#### [Passage shown]

Only 10 percent of grandparents live with grandchildren, Manning said. The vast majority who do so live in a three-generation household that includes a parent. Just 4 percent of grandparents actually raise their grandchildren. If you flip it, and tell the story from the perspective of children, 7.4 percent of kids live with a grandparent — a 70-year high. Almost a third of those have no parent in the home.
And that's not such a bad thing, experts say.
"When high-achieving kids talk about who the influences in their lives have been, grandparents are among the first three mentioned," said Vern Bengtson, a sociology professor at the University of Southern California who specializes in gerontology.
Changing roles
Were one to look for grandparents, the title certainly belongs to the retired couple down the street, but it's also worn proudly by co-workers and jogging buddies. They're everywhere.
Experts say younger grandparents who are baby boomers are tackling the job the same way boomers have done everything else: The way they want to as well differently than it's traditionally been done.
"Baby boomers changed everything their whole lives, so of course they are changing grandparenting, too," said Amy Goyer, who credits her relationships with her own grandparents for drawing her to a job as a family and grandparenting expert for AARP.
When AARP surveyed grandparents two years ago, it found people who are "incredibly active, still working, traveling a great deal and taking advantage of things like tech," Goyer said. "They struggle with work-life balance, too."
Manning noted that 28 percent of today's grandparents are in second or higher-order marriages because of divorce or a spouse's death, so many of them are both grandparents and step-grandparents: "All the complexity you think about earlier in the life course occurs for grandparents, too," Manning said.
Profound impact
Bengtson has four grandkids ages 6 to 10. He also specializes in aging and spent 35 years following the same 350 families as a research professor of gerontology and sociology at the Roybal Institute on Aging in the School of Social Work at USC. He's seen how generations interact and has been wowed by the influence grandparents have on their grandchildren, he said.
Society doesn't pay much attention to or give much credit to grandparents, in his well-studied view. They could make a greater impact on education by helping in classrooms, but are often not invited. They already have "more intergenerational influence on achievement than we are aware of," he said.
"We think of grandparents as being nice, but not very important in American society. Yet about one-third of the grandchildren in our sample shared the same faith," he said.
Though parental influence is largely responsible, "I have seen rather dramatic examples of grandparent influence that is independent and primary," he added.
He offers the words of a young woman who told him, "My grandfather and I would sit there in the pew on Sunday and he would always wear this red carnation. Same, Sunday after Sunday and I felt so secure. That was the only thing that was secure in my life at the time."
Her grandfather was not raising her, but her parents were divorced and her mother battled mental health problems. Everything was chaotic in her life, Bengtson said, but she grew up to be a devout Catholic, just like her Grandpa Leo. Religion is one of many realms where grandparents often have tremendous impact.
"I would assert that grandparents are more important in the lives of grandchildren today than at any other point in history," said Bengtson, who noted that longer, healthier lives mean much more time with grandchildren than generations past had. The relationship often lasts well into the grandchild's adulthood.

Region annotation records
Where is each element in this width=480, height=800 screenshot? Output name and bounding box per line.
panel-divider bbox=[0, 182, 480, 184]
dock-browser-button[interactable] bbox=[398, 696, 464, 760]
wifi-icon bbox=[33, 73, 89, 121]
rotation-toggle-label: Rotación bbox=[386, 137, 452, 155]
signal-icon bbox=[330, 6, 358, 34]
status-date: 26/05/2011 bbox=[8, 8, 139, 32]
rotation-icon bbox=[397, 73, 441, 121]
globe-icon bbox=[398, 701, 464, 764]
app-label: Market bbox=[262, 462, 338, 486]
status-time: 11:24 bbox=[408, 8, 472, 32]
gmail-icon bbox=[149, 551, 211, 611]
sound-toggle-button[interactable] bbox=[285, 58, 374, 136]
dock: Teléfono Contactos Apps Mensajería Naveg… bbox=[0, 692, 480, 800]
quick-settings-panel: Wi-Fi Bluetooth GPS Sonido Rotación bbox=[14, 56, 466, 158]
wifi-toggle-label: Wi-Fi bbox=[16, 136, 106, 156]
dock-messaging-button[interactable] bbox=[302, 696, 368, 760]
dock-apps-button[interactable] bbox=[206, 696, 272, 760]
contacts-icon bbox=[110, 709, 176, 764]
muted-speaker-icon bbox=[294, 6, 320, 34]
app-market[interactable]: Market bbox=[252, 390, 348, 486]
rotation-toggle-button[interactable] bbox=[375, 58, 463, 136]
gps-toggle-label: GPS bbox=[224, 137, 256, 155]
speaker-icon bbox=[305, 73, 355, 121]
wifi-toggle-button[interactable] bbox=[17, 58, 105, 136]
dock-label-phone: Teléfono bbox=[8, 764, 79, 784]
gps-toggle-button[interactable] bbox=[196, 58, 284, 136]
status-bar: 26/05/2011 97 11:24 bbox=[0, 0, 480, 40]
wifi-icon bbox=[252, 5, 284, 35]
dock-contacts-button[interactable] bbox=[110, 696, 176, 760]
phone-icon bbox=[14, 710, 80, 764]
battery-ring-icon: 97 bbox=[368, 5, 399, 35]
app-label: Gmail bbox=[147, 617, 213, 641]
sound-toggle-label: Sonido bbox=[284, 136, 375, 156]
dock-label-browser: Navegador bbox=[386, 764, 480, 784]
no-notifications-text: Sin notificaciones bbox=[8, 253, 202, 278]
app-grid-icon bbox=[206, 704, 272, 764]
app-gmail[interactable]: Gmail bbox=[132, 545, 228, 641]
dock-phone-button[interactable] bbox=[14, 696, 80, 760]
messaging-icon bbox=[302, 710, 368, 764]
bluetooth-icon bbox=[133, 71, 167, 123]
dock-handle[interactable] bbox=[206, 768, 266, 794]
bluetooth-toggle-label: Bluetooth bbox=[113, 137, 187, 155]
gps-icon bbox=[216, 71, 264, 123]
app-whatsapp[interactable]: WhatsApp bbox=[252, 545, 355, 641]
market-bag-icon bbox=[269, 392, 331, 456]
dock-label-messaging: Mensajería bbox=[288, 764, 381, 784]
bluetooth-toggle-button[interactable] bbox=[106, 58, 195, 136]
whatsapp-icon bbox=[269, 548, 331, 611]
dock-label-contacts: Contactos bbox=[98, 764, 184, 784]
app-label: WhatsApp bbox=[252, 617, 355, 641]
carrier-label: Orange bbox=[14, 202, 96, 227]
--
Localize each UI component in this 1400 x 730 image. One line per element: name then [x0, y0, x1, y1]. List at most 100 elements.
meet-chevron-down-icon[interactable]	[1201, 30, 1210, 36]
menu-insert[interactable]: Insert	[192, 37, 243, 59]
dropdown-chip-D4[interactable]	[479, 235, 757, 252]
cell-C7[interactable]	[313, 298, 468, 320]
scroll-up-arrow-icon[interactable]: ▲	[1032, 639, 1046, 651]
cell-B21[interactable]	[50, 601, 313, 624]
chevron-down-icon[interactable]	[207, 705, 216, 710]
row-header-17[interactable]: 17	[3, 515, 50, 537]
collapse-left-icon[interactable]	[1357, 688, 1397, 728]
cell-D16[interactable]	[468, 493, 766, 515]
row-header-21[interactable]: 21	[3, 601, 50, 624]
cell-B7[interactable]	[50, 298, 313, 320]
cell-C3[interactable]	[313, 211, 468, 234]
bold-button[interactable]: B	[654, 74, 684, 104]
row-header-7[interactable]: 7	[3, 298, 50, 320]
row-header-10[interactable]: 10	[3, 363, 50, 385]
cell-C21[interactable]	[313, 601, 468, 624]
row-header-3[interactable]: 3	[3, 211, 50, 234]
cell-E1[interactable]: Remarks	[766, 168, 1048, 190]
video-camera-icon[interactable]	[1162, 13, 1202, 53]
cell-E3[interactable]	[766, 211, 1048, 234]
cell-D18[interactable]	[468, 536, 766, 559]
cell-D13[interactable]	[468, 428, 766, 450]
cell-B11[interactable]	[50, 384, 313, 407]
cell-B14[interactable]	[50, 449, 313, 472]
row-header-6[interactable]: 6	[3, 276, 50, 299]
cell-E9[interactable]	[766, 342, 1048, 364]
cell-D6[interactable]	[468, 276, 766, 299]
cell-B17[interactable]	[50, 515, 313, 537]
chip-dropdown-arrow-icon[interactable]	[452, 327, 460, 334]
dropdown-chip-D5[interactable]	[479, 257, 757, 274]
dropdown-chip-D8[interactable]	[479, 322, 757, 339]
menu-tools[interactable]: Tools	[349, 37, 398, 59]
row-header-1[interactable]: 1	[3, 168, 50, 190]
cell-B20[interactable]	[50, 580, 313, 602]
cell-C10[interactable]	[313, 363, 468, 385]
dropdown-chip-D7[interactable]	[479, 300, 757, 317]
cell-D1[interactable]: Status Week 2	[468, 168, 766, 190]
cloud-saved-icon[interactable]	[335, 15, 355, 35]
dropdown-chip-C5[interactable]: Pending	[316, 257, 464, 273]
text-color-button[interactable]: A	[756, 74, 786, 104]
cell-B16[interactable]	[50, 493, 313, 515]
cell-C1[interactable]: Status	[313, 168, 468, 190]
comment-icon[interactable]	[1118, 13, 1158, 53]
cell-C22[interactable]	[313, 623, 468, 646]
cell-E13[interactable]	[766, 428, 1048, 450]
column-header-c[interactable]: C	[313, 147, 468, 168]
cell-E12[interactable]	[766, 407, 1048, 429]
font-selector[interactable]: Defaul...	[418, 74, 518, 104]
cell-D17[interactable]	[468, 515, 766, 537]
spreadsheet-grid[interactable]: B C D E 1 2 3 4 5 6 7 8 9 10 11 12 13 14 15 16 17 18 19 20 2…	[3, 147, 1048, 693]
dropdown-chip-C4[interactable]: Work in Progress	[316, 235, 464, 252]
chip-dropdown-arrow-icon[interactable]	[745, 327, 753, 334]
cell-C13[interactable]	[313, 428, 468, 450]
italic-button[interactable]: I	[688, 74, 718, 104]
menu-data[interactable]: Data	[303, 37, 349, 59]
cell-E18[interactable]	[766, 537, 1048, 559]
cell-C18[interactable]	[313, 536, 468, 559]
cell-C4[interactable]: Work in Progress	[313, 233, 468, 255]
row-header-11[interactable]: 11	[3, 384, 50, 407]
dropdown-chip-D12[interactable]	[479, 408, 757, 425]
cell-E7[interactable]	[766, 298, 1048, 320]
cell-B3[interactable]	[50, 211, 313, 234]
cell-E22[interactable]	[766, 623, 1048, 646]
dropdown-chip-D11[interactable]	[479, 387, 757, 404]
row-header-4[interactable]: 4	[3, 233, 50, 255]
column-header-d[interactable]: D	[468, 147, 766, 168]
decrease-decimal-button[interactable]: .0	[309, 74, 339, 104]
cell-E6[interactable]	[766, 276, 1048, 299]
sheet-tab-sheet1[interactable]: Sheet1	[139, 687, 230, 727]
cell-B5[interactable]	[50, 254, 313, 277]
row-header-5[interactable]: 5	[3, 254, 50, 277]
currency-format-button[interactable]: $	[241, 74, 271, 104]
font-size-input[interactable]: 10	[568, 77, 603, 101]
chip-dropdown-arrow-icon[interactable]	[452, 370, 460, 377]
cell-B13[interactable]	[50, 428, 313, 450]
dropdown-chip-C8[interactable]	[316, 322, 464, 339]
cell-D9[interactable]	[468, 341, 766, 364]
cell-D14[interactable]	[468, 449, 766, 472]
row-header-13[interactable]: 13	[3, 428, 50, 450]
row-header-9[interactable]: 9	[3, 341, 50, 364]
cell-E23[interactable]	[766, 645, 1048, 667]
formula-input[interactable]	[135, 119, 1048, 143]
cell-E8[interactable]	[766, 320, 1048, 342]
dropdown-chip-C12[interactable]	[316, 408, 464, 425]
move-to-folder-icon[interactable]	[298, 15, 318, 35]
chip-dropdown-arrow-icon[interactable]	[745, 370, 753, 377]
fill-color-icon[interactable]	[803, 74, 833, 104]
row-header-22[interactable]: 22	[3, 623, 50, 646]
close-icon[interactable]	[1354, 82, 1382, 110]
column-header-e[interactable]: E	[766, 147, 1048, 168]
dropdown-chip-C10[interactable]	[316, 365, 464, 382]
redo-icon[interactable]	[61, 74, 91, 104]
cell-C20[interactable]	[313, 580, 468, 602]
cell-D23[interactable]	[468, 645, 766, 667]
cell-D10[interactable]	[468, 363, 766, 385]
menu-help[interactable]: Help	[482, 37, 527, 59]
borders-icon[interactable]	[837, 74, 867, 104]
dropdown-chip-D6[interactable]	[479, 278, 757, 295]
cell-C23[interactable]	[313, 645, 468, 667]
* * *
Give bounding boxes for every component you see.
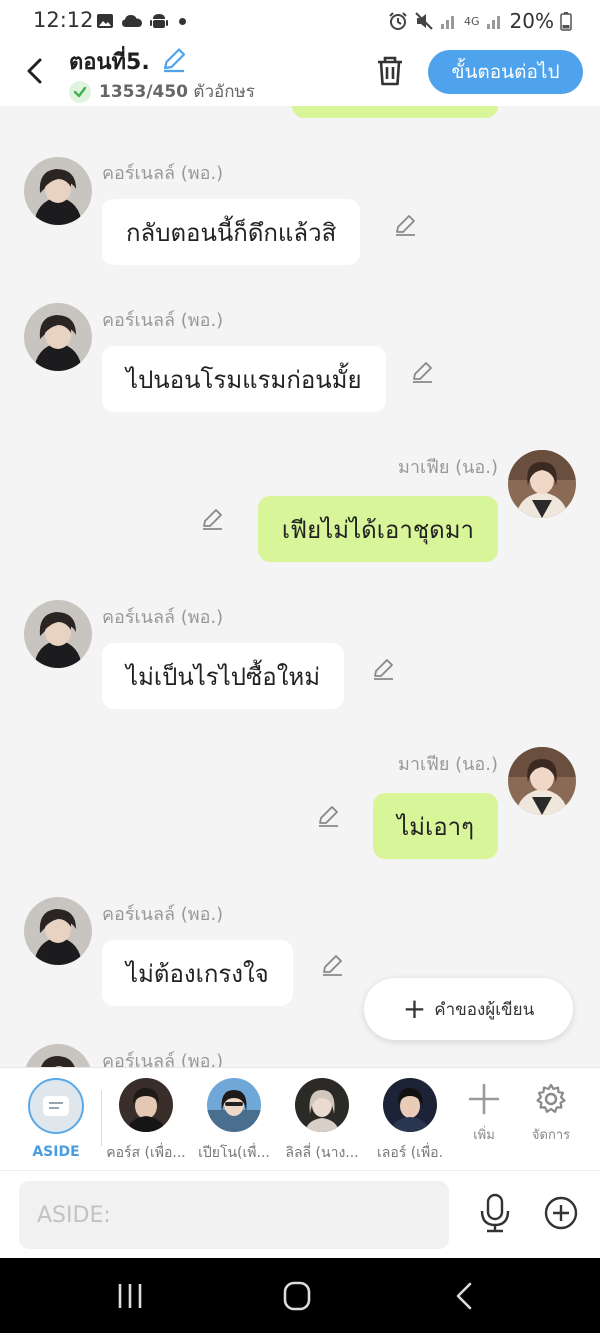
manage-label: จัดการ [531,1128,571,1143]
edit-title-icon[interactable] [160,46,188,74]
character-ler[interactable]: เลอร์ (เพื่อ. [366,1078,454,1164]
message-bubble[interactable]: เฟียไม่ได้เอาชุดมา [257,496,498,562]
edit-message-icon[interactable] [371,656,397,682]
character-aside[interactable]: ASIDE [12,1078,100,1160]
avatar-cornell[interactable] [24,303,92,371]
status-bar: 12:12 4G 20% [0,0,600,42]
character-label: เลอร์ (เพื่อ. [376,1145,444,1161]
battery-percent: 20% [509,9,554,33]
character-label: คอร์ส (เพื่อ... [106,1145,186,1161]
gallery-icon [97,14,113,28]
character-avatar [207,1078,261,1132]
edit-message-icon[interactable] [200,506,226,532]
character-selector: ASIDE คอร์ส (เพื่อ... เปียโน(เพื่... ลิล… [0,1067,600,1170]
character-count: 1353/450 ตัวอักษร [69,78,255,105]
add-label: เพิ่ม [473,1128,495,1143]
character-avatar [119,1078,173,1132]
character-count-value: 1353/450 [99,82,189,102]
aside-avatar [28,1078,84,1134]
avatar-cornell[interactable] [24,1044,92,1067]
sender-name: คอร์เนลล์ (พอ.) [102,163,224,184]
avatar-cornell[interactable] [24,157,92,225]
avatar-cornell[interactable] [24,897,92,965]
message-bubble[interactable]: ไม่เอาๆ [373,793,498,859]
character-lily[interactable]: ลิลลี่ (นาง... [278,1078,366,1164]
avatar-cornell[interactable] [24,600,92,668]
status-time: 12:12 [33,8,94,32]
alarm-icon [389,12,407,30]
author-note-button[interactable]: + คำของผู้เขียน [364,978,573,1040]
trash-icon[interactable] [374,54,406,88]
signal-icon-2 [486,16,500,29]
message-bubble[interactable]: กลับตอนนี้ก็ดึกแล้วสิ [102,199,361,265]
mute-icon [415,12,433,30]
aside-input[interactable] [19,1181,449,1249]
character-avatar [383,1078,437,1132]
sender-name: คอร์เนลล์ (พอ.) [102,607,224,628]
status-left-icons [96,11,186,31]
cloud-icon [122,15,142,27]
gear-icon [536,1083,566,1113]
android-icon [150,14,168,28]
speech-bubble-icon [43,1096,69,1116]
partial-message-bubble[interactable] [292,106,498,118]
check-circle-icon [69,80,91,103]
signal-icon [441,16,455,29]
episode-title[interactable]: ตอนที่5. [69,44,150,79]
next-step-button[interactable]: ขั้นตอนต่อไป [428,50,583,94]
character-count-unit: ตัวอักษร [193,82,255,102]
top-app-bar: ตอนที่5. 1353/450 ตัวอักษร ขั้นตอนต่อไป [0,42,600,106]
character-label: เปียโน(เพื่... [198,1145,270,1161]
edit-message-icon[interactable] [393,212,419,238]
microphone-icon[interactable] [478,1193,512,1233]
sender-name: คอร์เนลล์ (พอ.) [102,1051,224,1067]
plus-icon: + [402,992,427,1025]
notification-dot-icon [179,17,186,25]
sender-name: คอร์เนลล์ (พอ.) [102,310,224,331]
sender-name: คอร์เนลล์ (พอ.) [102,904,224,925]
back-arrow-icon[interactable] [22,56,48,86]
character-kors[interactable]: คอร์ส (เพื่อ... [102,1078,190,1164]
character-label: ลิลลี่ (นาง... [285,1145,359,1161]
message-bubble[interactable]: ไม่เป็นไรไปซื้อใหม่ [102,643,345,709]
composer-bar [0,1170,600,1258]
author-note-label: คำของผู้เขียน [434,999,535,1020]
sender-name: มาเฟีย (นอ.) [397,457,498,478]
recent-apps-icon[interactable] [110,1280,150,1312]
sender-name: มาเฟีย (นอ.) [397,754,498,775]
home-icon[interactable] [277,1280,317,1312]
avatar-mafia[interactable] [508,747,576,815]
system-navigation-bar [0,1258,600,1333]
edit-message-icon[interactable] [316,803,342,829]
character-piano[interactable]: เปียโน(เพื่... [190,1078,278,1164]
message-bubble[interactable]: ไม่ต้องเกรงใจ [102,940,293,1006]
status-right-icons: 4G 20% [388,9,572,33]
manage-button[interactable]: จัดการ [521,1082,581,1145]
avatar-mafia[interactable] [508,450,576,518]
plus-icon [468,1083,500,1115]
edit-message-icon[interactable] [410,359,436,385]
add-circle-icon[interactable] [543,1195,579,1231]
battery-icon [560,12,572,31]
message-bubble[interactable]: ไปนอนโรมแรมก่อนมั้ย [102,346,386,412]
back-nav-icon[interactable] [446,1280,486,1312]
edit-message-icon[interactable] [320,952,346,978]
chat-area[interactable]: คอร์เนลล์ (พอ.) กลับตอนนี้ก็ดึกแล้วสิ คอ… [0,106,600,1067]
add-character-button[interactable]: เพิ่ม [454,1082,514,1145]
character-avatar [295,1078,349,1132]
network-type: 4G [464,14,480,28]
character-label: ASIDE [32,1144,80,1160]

#### [Task details]
Retype everything in the article on grandparents from "Only 10 percent" down to "in the home.", word for word.

#### [Exercise solution]
Only 10 percent of grandparents live with grandchildren, Manning said. The vast majority who do so live in a three-generation household that includes a parent. Just 4 percent of grandparents actually raise their grandchildren. If you flip it, and tell the story from the perspective of children, 7.4 percent of kids live with a grandparent — a 70-year high. Almost a third of those have no parent in the home.